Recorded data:
####

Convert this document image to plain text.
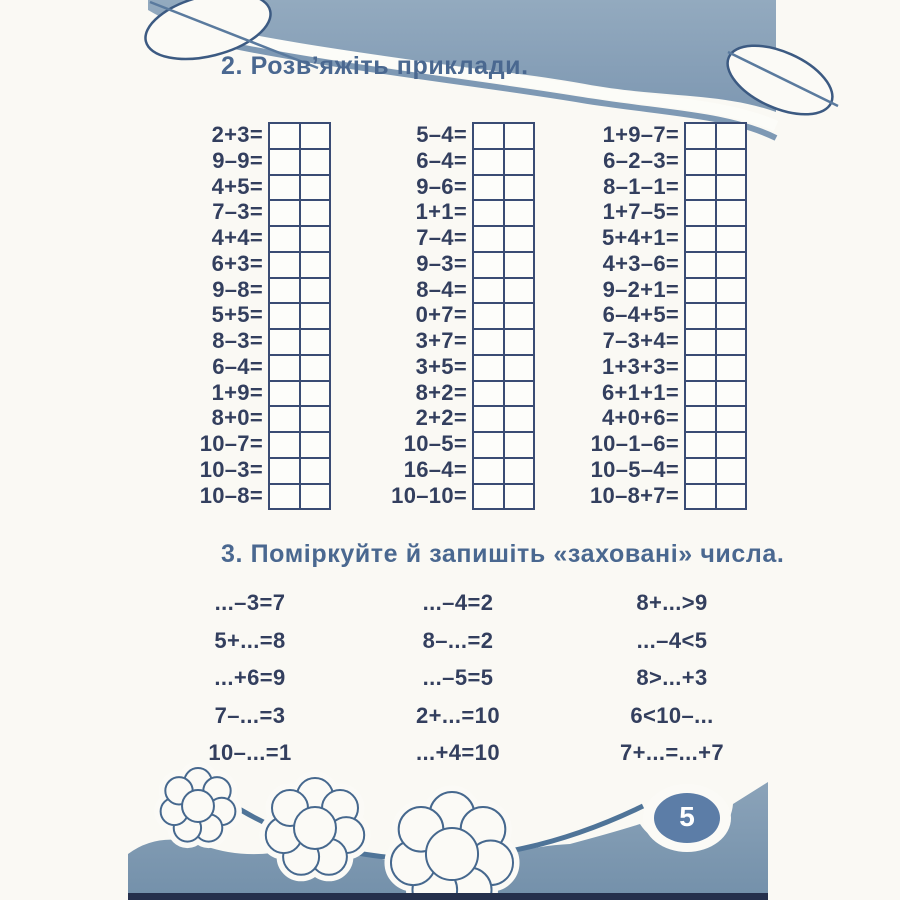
2. Розв’яжіть приклади.
2+3=
9–9=
4+5=
7–3=
4+4=
6+3=
9–8=
5+5=
8–3=
6–4=
1+9=
8+0=
10–7=
10–3=
10–8=
5–4=
6–4=
9–6=
1+1=
7–4=
9–3=
8–4=
0+7=
3+7=
3+5=
8+2=
2+2=
10–5=
16–4=
10–10=
1+9–7=
6–2–3=
8–1–1=
1+7–5=
5+4+1=
4+3–6=
9–2+1=
6–4+5=
7–3+4=
1+3+3=
6+1+1=
4+0+6=
10–1–6=
10–5–4=
10–8+7=
3. Поміркуйте й запишіть «заховані» числа.
...–3=7
5+...=8
...+6=9
7–...=3
10–...=1
...–4=2
8–...=2
...–5=5
2+...=10
...+4=10
8+...>9
...–4<5
8>...+3
6<10–...
7+...=...+7
5
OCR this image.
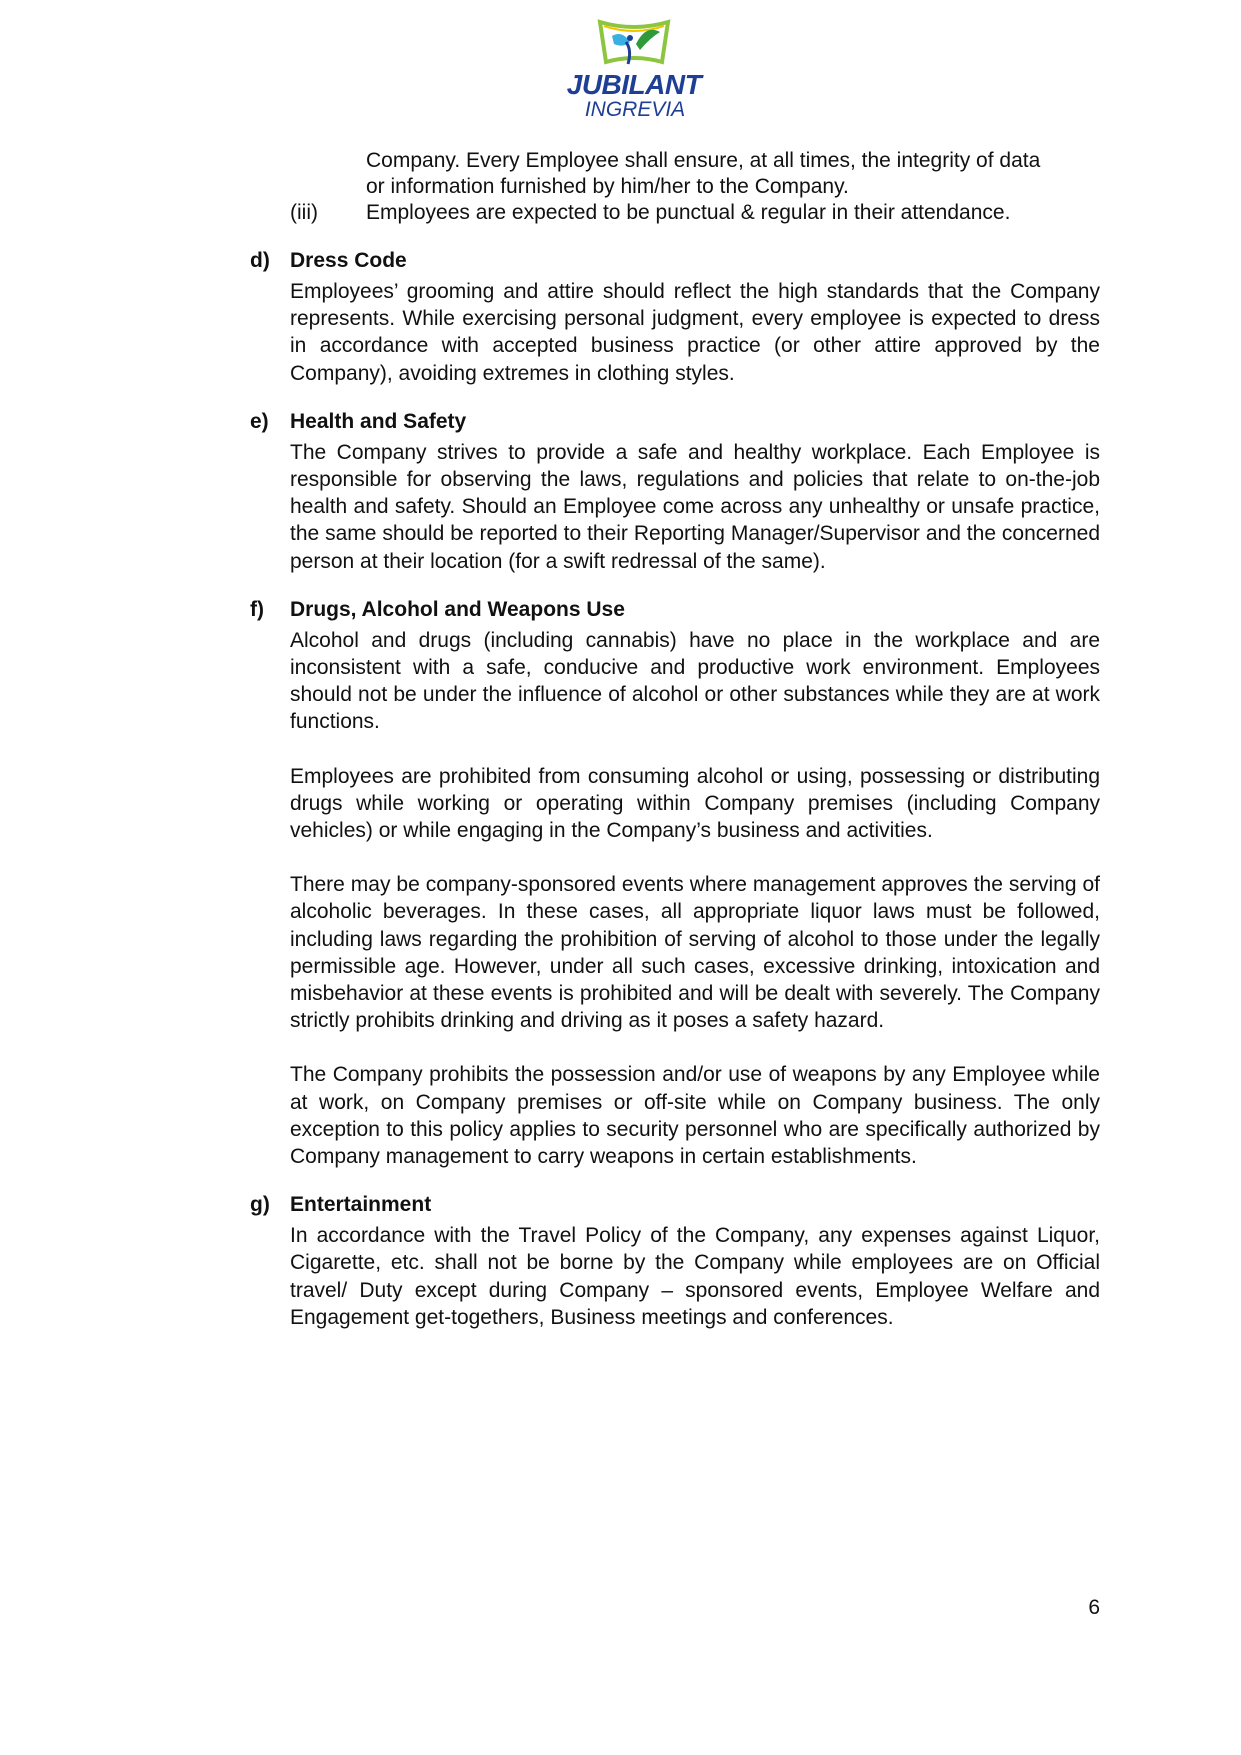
JUBILANT
INGREVIA
Company. Every Employee shall ensure, at all times, the integrity of data
or information furnished by him/her to the Company.
(iii)	Employees are expected to be punctual & regular in their attendance.
d) Dress Code

Employees’ grooming and attire should reflect the high standards that the Company represents. While exercising personal judgment, every employee is expected to dress in accordance with accepted business practice (or other attire approved by the Company), avoiding extremes in clothing styles.

e)	Health and Safety

The Company strives to provide a safe and healthy workplace. Each Employee is responsible for observing the laws, regulations and policies that relate to on-the-job health and safety. Should an Employee come across any unhealthy or unsafe practice, the same should be reported to their Reporting Manager/Supervisor and the concerned person at their location (for a swift redressal of the same).

f)	Drugs, Alcohol and Weapons Use

Alcohol and drugs (including cannabis) have no place in the workplace and are inconsistent with a safe, conducive and productive work environment. Employees should not be under the influence of alcohol or other substances while they are at work functions.

Employees are prohibited from consuming alcohol or using, possessing or distributing drugs while working or operating within Company premises (including Company vehicles) or while engaging in the Company’s business and activities.

There may be company-sponsored events where management approves the serving of alcoholic beverages. In these cases, all appropriate liquor laws must be followed, including laws regarding the prohibition of serving of alcohol to those under the legally permissible age. However, under all such cases, excessive drinking, intoxication and misbehavior at these events is prohibited and will be dealt with severely. The Company strictly prohibits drinking and driving as it poses a safety hazard.

The Company prohibits the possession and/or use of weapons by any Employee while at work, on Company premises or off-site while on Company business. The only exception to this policy applies to security personnel who are specifically authorized by Company management to carry weapons in certain establishments.

g) Entertainment

In accordance with the Travel Policy of the Company, any expenses against Liquor, Cigarette, etc. shall not be borne by the Company while employees are on Official travel/ Duty except during Company – sponsored events, Employee Welfare and Engagement get-togethers, Business meetings and conferences.

6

####

(WHAT THE TASK REQUIRES) Transcribe the complete set of entries verbatim. No pictures belong in the copy.

(REPLY TO THE TASK)
Convert this document image to plain text.
2. Розв’яжіть приклади.
2+3=
9–9=
4+5=
7–3=
4+4=
6+3=
9–8=
5+5=
8–3=
6–4=
1+9=
8+0=
10–7=
10–3=
10–8=
5–4=
6–4=
9–6=
1+1=
7–4=
9–3=
8–4=
0+7=
3+7=
3+5=
8+2=
2+2=
10–5=
16–4=
10–10=
1+9–7=
6–2–3=
8–1–1=
1+7–5=
5+4+1=
4+3–6=
9–2+1=
6–4+5=
7–3+4=
1+3+3=
6+1+1=
4+0+6=
10–1–6=
10–5–4=
10–8+7=
3. Поміркуйте й запишіть «заховані» числа.
...–3=7
5+...=8
...+6=9
7–...=3
10–...=1
...–4=2
8–...=2
...–5=5
2+...=10
...+4=10
8+...>9
...–4<5
8>...+3
6<10–...
7+...=...+7
5
OCR this image.
JUBILANT
INGREVIA
Company. Every Employee shall ensure, at all times, the integrity of data
or information furnished by him/her to the Company.
(iii)	Employees are expected to be punctual & regular in their attendance.
d) Dress Code

Employees’ grooming and attire should reflect the high standards that the Company represents. While exercising personal judgment, every employee is expected to dress in accordance with accepted business practice (or other attire approved by the Company), avoiding extremes in clothing styles.

e)	Health and Safety

The Company strives to provide a safe and healthy workplace. Each Employee is responsible for observing the laws, regulations and policies that relate to on-the-job health and safety. Should an Employee come across any unhealthy or unsafe practice, the same should be reported to their Reporting Manager/Supervisor and the concerned person at their location (for a swift redressal of the same).

f)	Drugs, Alcohol and Weapons Use

Alcohol and drugs (including cannabis) have no place in the workplace and are inconsistent with a safe, conducive and productive work environment. Employees should not be under the influence of alcohol or other substances while they are at work functions.

Employees are prohibited from consuming alcohol or using, possessing or distributing drugs while working or operating within Company premises (including Company vehicles) or while engaging in the Company’s business and activities.

There may be company-sponsored events where management approves the serving of alcoholic beverages. In these cases, all appropriate liquor laws must be followed, including laws regarding the prohibition of serving of alcohol to those under the legally permissible age. However, under all such cases, excessive drinking, intoxication and misbehavior at these events is prohibited and will be dealt with severely. The Company strictly prohibits drinking and driving as it poses a safety hazard.

The Company prohibits the possession and/or use of weapons by any Employee while at work, on Company premises or off-site while on Company business. The only exception to this policy applies to security personnel who are specifically authorized by Company management to carry weapons in certain establishments.

g) Entertainment

In accordance with the Travel Policy of the Company, any expenses against Liquor, Cigarette, etc. shall not be borne by the Company while employees are on Official travel/ Duty except during Company – sponsored events, Employee Welfare and Engagement get-togethers, Business meetings and conferences.

6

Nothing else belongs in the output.